JOB: Return the full listing exactly as it is written.

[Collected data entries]
## Start

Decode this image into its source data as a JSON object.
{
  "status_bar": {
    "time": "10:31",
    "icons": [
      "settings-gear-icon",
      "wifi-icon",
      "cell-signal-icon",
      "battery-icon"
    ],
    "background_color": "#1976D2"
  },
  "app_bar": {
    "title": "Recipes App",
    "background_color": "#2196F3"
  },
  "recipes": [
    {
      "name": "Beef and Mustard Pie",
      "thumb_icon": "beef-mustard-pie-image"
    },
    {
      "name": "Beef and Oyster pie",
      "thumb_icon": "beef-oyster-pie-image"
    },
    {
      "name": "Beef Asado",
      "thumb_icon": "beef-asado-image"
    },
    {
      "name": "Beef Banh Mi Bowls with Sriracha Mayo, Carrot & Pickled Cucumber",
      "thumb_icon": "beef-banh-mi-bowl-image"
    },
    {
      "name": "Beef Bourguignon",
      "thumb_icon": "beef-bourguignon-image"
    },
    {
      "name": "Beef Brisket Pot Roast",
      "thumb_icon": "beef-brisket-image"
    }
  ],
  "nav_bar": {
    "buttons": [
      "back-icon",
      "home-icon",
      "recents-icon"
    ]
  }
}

## End

THE RESULT:
Decode this image into its source data as a JSON object.
{
  "status_bar": {
    "time": "10:31",
    "icons": [
      "settings-gear-icon",
      "wifi-icon",
      "cell-signal-icon",
      "battery-icon"
    ],
    "background_color": "#1976D2"
  },
  "app_bar": {
    "title": "Recipes App",
    "background_color": "#2196F3"
  },
  "recipes": [
    {
      "name": "Beef and Mustard Pie",
      "thumb_icon": "beef-mustard-pie-image"
    },
    {
      "name": "Beef and Oyster pie",
      "thumb_icon": "beef-oyster-pie-image"
    },
    {
      "name": "Beef Asado",
      "thumb_icon": "beef-asado-image"
    },
    {
      "name": "Beef Banh Mi Bowls with Sriracha Mayo, Carrot & Pickled Cucumber",
      "thumb_icon": "beef-banh-mi-bowl-image"
    },
    {
      "name": "Beef Bourguignon",
      "thumb_icon": "beef-bourguignon-image"
    },
    {
      "name": "Beef Brisket Pot Roast",
      "thumb_icon": "beef-brisket-image"
    }
  ],
  "nav_bar": {
    "buttons": [
      "back-icon",
      "home-icon",
      "recents-icon"
    ]
  }
}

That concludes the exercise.